Which lines hold the word "cyan"? Copy each of them from the material.
═══
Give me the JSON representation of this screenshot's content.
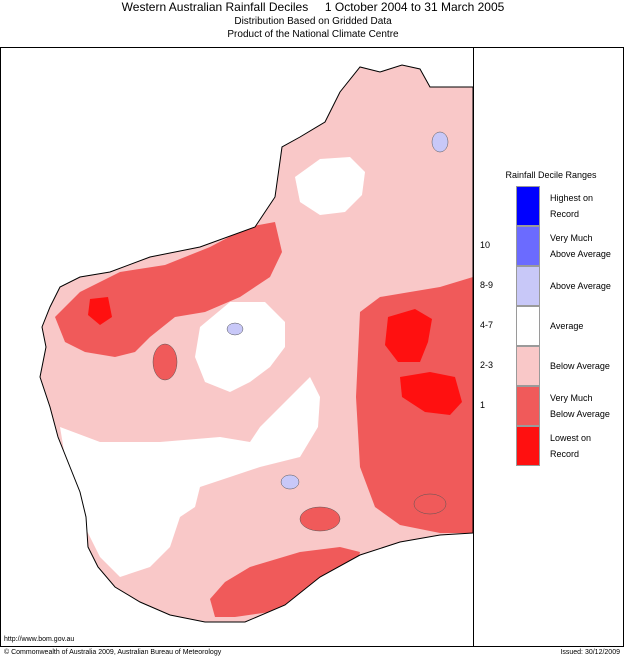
{
  "header": {
    "title": "Western Australian Rainfall Deciles",
    "period": "1 October 2004 to 31 March 2005",
    "subtitle1": "Distribution Based on Gridded Data",
    "subtitle2": "Product of the National Climate Centre"
  },
  "legend": {
    "title": "Rainfall Decile Ranges",
    "items": [
      {
        "decile": "",
        "label_line1": "Highest on",
        "label_line2": "Record",
        "color": "#0000ff"
      },
      {
        "decile": "10",
        "label_line1": "Very Much",
        "label_line2": "Above Average",
        "color": "#6b6bff"
      },
      {
        "decile": "8-9",
        "label_line1": "Above Average",
        "label_line2": "",
        "color": "#c8c8f8"
      },
      {
        "decile": "4-7",
        "label_line1": "Average",
        "label_line2": "",
        "color": "#ffffff"
      },
      {
        "decile": "2-3",
        "label_line1": "Below Average",
        "label_line2": "",
        "color": "#f9c8c8"
      },
      {
        "decile": "1",
        "label_line1": "Very Much",
        "label_line2": "Below Average",
        "color": "#f05a5a"
      },
      {
        "decile": "",
        "label_line1": "Lowest on",
        "label_line2": "Record",
        "color": "#ff1010"
      }
    ]
  },
  "footer": {
    "url": "http://www.bom.gov.au",
    "copyright": "© Commonwealth of Australia 2009, Australian Bureau of Meteorology",
    "issued": "Issued: 30/12/2009"
  }
}
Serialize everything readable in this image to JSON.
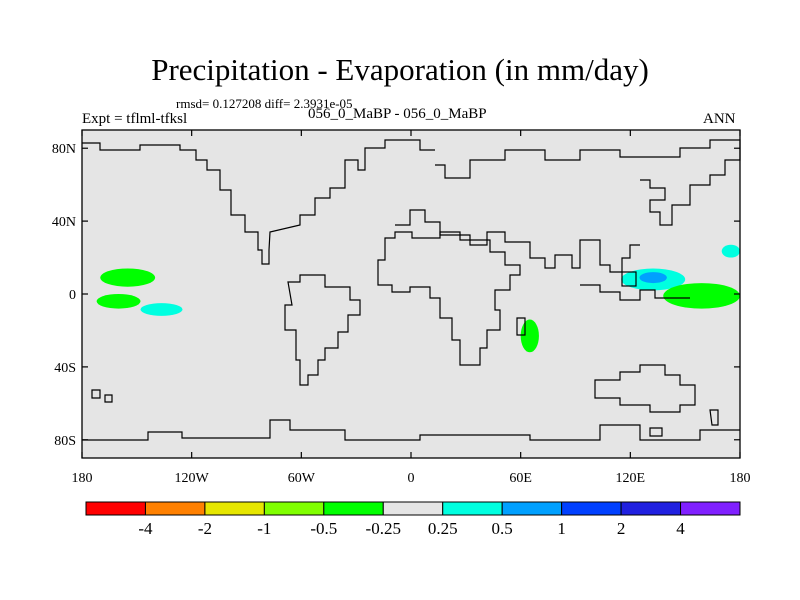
{
  "title": "Precipitation - Evaporation (in mm/day)",
  "stats": "rmsd= 0.127208 diff= 2.3931e-05",
  "expt": "Expt = tflml-tfksl",
  "subtitle": "056_0_MaBP - 056_0_MaBP",
  "season": "ANN",
  "colors": {
    "background": "#e5e5e5",
    "coast": "#000000"
  },
  "lat_labels": [
    "80N",
    "40N",
    "0",
    "40S",
    "80S"
  ],
  "lon_labels": [
    "180",
    "120W",
    "60W",
    "0",
    "60E",
    "120E",
    "180"
  ],
  "colorbar": {
    "colors": [
      "#ff0000",
      "#ff8000",
      "#e6e600",
      "#80ff00",
      "#00ff00",
      "#e5e5e5",
      "#00ffe0",
      "#00a0ff",
      "#0040ff",
      "#2020e0",
      "#8020ff"
    ],
    "labels": [
      "-4",
      "-2",
      "-1",
      "-0.5",
      "-0.25",
      "0.25",
      "0.5",
      "1",
      "2",
      "4"
    ]
  },
  "anomalies": [
    {
      "name": "green-pacific-north",
      "color": "#00ff00",
      "lon": [
        -170,
        -140
      ],
      "lat": [
        4,
        14
      ]
    },
    {
      "name": "green-pacific-south",
      "color": "#00ff00",
      "lon": [
        -172,
        -148
      ],
      "lat": [
        -8,
        0
      ]
    },
    {
      "name": "cyan-pacific-south",
      "color": "#00ffe0",
      "lon": [
        -148,
        -125
      ],
      "lat": [
        -12,
        -5
      ]
    },
    {
      "name": "green-africa-south",
      "color": "#00ff00",
      "lon": [
        60,
        70
      ],
      "lat": [
        -32,
        -14
      ]
    },
    {
      "name": "cyan-indonesia",
      "color": "#00ffe0",
      "lon": [
        115,
        150
      ],
      "lat": [
        2,
        14
      ]
    },
    {
      "name": "blue-indonesia",
      "color": "#00a0ff",
      "lon": [
        125,
        140
      ],
      "lat": [
        6,
        12
      ]
    },
    {
      "name": "green-pacific-west",
      "color": "#00ff00",
      "lon": [
        138,
        180
      ],
      "lat": [
        -8,
        6
      ]
    },
    {
      "name": "cyan-pacific-northwest",
      "color": "#00ffe0",
      "lon": [
        170,
        180
      ],
      "lat": [
        20,
        27
      ]
    }
  ]
}
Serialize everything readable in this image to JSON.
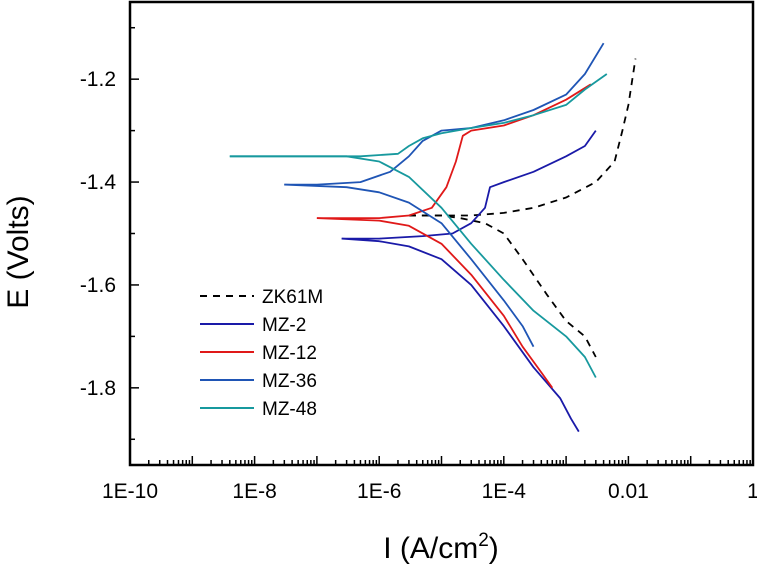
{
  "chart_data": {
    "type": "line",
    "title": "",
    "xlabel": "I (A/cm",
    "xlabel_sup": "2",
    "xlabel_close": ")",
    "ylabel": "E (Volts)",
    "xscale": "log",
    "xlim": [
      1e-10,
      1
    ],
    "ylim": [
      -1.95,
      -1.05
    ],
    "x_ticks": [
      1e-10,
      1e-08,
      1e-06,
      0.0001,
      0.01,
      1
    ],
    "x_tick_labels": [
      "1E-10",
      "1E-8",
      "1E-6",
      "1E-4",
      "0.01",
      "1"
    ],
    "y_ticks": [
      -1.2,
      -1.4,
      -1.6,
      -1.8
    ],
    "y_tick_labels": [
      "-1.2",
      "-1.4",
      "-1.6",
      "-1.8"
    ],
    "grid": false,
    "legend_position": "bottom-left",
    "series": [
      {
        "name": "ZK61M",
        "color": "#000000",
        "dash": "dashed",
        "anodic": [
          [
            3e-06,
            -1.465
          ],
          [
            1e-05,
            -1.465
          ],
          [
            3e-05,
            -1.465
          ],
          [
            0.0001,
            -1.46
          ],
          [
            0.0003,
            -1.45
          ],
          [
            0.001,
            -1.43
          ],
          [
            0.003,
            -1.4
          ],
          [
            0.006,
            -1.36
          ],
          [
            0.008,
            -1.3
          ],
          [
            0.01,
            -1.25
          ],
          [
            0.013,
            -1.16
          ]
        ],
        "cathodic": [
          [
            3e-06,
            -1.465
          ],
          [
            1e-05,
            -1.465
          ],
          [
            2e-05,
            -1.47
          ],
          [
            5e-05,
            -1.48
          ],
          [
            0.0001,
            -1.5
          ],
          [
            0.0002,
            -1.55
          ],
          [
            0.0005,
            -1.62
          ],
          [
            0.001,
            -1.67
          ],
          [
            0.002,
            -1.7
          ],
          [
            0.003,
            -1.74
          ]
        ]
      },
      {
        "name": "MZ-2",
        "color": "#1a1aa8",
        "dash": "solid",
        "anodic": [
          [
            2.5e-07,
            -1.51
          ],
          [
            1e-06,
            -1.51
          ],
          [
            5e-06,
            -1.505
          ],
          [
            1.5e-05,
            -1.5
          ],
          [
            3e-05,
            -1.48
          ],
          [
            5e-05,
            -1.45
          ],
          [
            6e-05,
            -1.41
          ],
          [
            0.0001,
            -1.4
          ],
          [
            0.0003,
            -1.38
          ],
          [
            0.001,
            -1.35
          ],
          [
            0.002,
            -1.33
          ],
          [
            0.003,
            -1.3
          ]
        ],
        "cathodic": [
          [
            2.5e-07,
            -1.51
          ],
          [
            1e-06,
            -1.515
          ],
          [
            3e-06,
            -1.525
          ],
          [
            1e-05,
            -1.55
          ],
          [
            3e-05,
            -1.6
          ],
          [
            0.0001,
            -1.68
          ],
          [
            0.0003,
            -1.76
          ],
          [
            0.0008,
            -1.82
          ],
          [
            0.0012,
            -1.86
          ],
          [
            0.0016,
            -1.885
          ]
        ]
      },
      {
        "name": "MZ-12",
        "color": "#e01919",
        "dash": "solid",
        "anodic": [
          [
            1e-07,
            -1.47
          ],
          [
            1e-06,
            -1.47
          ],
          [
            3e-06,
            -1.465
          ],
          [
            7e-06,
            -1.45
          ],
          [
            1.2e-05,
            -1.41
          ],
          [
            1.7e-05,
            -1.36
          ],
          [
            2.2e-05,
            -1.31
          ],
          [
            3e-05,
            -1.3
          ],
          [
            0.0001,
            -1.29
          ],
          [
            0.0003,
            -1.27
          ],
          [
            0.001,
            -1.24
          ],
          [
            0.0025,
            -1.21
          ]
        ],
        "cathodic": [
          [
            1e-07,
            -1.47
          ],
          [
            1e-06,
            -1.475
          ],
          [
            3e-06,
            -1.485
          ],
          [
            1e-05,
            -1.52
          ],
          [
            3e-05,
            -1.58
          ],
          [
            0.0001,
            -1.66
          ],
          [
            0.0002,
            -1.72
          ],
          [
            0.0004,
            -1.77
          ],
          [
            0.0006,
            -1.8
          ]
        ]
      },
      {
        "name": "MZ-36",
        "color": "#1f55b5",
        "dash": "solid",
        "anodic": [
          [
            3e-08,
            -1.405
          ],
          [
            1e-07,
            -1.405
          ],
          [
            5e-07,
            -1.4
          ],
          [
            1.5e-06,
            -1.38
          ],
          [
            3e-06,
            -1.35
          ],
          [
            5e-06,
            -1.32
          ],
          [
            1e-05,
            -1.3
          ],
          [
            3e-05,
            -1.295
          ],
          [
            0.0001,
            -1.28
          ],
          [
            0.0003,
            -1.26
          ],
          [
            0.001,
            -1.23
          ],
          [
            0.002,
            -1.19
          ],
          [
            0.004,
            -1.13
          ]
        ],
        "cathodic": [
          [
            3e-08,
            -1.405
          ],
          [
            3e-07,
            -1.41
          ],
          [
            1e-06,
            -1.42
          ],
          [
            3e-06,
            -1.44
          ],
          [
            1e-05,
            -1.48
          ],
          [
            3e-05,
            -1.55
          ],
          [
            0.0001,
            -1.63
          ],
          [
            0.0002,
            -1.68
          ],
          [
            0.0003,
            -1.72
          ]
        ]
      },
      {
        "name": "MZ-48",
        "color": "#17999e",
        "dash": "solid",
        "anodic": [
          [
            4e-09,
            -1.35
          ],
          [
            1e-07,
            -1.35
          ],
          [
            5e-07,
            -1.35
          ],
          [
            2e-06,
            -1.345
          ],
          [
            3e-06,
            -1.33
          ],
          [
            5e-06,
            -1.315
          ],
          [
            1e-05,
            -1.305
          ],
          [
            3e-05,
            -1.295
          ],
          [
            0.0001,
            -1.285
          ],
          [
            0.0003,
            -1.27
          ],
          [
            0.001,
            -1.25
          ],
          [
            0.002,
            -1.22
          ],
          [
            0.0045,
            -1.19
          ]
        ],
        "cathodic": [
          [
            4e-09,
            -1.35
          ],
          [
            3e-07,
            -1.35
          ],
          [
            1e-06,
            -1.36
          ],
          [
            3e-06,
            -1.39
          ],
          [
            1e-05,
            -1.45
          ],
          [
            3e-05,
            -1.52
          ],
          [
            0.0001,
            -1.59
          ],
          [
            0.0003,
            -1.65
          ],
          [
            0.001,
            -1.7
          ],
          [
            0.002,
            -1.74
          ],
          [
            0.003,
            -1.78
          ]
        ]
      }
    ]
  }
}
═══
- _Task solution_:
      "name": "cyan-pacific-south",
      "name": "cyan-indonesia",
      "name": "cyan-pacific-northwest",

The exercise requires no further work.